• [What you need to do] In the entries that follow, find the word "ylabel" and report each line it is on.

• [Supplied entries]
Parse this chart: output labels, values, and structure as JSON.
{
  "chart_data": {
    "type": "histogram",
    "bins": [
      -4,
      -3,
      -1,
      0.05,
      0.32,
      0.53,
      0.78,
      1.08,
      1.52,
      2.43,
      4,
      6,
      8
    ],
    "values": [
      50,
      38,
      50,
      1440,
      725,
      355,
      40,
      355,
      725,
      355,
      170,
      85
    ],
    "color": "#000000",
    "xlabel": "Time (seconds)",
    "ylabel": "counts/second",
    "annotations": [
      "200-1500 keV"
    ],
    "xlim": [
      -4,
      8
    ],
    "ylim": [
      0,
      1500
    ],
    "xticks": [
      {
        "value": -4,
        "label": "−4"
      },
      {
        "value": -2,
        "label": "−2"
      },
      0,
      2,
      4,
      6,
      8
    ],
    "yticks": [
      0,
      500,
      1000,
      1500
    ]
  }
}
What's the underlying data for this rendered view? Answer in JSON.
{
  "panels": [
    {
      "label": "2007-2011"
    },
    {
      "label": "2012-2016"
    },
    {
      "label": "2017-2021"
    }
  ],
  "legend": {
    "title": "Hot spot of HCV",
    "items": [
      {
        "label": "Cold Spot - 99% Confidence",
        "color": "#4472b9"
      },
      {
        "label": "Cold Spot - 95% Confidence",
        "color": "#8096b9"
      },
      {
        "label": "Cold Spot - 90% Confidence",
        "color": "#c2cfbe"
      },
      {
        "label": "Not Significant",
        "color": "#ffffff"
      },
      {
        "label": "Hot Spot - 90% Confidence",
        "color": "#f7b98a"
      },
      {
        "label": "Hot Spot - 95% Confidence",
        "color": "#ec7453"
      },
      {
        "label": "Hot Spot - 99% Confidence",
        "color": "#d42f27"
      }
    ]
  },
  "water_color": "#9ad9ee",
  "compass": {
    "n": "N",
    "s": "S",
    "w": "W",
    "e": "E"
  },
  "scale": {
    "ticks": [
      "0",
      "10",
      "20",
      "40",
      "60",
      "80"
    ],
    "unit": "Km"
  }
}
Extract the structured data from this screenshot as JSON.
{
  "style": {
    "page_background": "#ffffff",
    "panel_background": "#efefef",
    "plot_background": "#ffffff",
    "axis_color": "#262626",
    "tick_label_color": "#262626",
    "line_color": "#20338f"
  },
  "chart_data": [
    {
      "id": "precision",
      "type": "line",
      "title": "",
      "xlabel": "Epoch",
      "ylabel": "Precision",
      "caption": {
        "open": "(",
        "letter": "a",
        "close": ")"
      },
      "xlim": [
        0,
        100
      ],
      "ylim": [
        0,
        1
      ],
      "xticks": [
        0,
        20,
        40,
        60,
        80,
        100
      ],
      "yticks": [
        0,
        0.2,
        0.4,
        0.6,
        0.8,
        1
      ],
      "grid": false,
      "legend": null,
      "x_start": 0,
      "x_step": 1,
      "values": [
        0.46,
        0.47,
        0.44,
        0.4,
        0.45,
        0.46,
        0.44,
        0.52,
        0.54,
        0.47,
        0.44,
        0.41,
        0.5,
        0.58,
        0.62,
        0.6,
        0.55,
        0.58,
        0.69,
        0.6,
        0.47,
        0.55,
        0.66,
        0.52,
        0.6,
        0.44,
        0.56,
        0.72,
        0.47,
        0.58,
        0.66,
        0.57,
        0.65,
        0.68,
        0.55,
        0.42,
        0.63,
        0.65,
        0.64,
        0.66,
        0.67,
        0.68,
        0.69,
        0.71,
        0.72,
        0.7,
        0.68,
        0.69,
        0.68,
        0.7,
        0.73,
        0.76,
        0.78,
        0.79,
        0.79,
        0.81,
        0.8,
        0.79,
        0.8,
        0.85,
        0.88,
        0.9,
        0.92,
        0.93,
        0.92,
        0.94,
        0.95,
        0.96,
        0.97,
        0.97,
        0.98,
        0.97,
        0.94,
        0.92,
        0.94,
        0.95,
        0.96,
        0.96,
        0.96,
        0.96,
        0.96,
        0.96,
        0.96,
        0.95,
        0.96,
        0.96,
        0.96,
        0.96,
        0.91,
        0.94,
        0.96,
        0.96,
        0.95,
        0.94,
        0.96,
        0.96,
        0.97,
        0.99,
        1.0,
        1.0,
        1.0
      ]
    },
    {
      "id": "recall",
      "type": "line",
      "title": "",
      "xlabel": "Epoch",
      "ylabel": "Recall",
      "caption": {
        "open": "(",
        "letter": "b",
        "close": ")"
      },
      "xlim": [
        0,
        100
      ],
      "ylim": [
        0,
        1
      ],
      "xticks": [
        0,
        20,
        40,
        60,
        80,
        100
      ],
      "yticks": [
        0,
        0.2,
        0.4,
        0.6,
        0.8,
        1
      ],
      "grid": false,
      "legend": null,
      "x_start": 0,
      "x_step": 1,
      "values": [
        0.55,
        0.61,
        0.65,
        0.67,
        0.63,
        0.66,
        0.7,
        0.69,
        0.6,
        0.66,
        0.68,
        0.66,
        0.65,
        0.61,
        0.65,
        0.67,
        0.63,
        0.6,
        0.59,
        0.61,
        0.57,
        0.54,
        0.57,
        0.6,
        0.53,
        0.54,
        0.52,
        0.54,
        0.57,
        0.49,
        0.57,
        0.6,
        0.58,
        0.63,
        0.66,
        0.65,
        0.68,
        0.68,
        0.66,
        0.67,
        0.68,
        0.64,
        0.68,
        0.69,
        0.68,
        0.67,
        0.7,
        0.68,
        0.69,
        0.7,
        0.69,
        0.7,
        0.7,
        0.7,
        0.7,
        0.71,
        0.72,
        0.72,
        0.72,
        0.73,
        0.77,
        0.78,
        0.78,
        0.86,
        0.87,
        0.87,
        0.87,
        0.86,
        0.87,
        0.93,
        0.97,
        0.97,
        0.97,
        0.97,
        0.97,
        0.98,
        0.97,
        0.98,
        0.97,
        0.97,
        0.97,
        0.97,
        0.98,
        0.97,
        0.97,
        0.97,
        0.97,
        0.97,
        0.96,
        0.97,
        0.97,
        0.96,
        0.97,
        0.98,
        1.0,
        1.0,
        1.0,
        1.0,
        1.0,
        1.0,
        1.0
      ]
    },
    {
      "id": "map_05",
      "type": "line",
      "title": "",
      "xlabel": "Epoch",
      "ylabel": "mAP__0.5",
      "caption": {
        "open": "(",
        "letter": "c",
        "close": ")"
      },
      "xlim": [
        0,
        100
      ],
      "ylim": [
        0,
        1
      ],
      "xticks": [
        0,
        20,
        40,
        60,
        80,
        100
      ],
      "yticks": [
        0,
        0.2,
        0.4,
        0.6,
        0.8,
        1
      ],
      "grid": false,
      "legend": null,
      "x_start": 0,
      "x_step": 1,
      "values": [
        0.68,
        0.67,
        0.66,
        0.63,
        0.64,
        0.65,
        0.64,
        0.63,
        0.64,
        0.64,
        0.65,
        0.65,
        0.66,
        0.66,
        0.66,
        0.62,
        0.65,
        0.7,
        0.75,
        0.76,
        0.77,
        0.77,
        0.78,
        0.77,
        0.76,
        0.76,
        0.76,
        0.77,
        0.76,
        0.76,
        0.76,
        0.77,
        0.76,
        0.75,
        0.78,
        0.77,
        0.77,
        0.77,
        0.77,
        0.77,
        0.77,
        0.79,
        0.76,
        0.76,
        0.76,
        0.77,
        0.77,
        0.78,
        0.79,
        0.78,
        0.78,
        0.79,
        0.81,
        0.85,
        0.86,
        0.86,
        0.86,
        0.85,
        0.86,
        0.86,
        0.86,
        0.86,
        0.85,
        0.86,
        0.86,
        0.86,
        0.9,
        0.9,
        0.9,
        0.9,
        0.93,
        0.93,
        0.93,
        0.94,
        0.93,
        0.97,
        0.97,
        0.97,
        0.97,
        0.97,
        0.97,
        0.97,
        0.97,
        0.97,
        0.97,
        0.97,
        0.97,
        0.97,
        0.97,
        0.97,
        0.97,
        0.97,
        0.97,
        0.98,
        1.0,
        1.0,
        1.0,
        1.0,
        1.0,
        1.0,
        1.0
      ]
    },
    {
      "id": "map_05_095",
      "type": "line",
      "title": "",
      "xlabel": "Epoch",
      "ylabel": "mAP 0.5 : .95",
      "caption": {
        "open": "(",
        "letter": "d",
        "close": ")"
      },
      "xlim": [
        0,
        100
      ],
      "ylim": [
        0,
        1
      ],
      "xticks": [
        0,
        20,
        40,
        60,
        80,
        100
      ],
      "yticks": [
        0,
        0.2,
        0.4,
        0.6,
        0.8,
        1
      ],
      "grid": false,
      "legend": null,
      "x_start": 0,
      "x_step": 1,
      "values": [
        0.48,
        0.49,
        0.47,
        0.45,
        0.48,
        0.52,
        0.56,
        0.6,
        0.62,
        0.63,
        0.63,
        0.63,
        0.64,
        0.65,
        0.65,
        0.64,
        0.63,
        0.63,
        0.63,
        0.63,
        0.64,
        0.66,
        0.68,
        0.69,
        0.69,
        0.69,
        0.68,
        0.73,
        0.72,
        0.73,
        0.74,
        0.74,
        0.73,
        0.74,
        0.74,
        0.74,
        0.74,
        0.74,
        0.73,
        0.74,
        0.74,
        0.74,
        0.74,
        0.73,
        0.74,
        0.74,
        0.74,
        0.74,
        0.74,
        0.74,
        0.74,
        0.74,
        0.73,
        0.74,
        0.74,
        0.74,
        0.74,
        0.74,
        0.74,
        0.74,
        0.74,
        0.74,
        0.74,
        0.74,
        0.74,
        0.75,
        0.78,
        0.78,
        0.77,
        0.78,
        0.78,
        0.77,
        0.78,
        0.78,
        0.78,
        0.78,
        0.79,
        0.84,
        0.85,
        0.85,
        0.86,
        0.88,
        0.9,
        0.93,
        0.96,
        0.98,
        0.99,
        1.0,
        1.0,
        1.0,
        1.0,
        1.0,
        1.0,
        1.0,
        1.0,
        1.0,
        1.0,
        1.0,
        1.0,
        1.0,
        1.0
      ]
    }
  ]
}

• [Result]
    "ylabel": "counts/second",
      "ylabel": "Precision",
      "ylabel": "Recall",
      "ylabel": "mAP__0.5",
      "ylabel": "mAP 0.5 : .95",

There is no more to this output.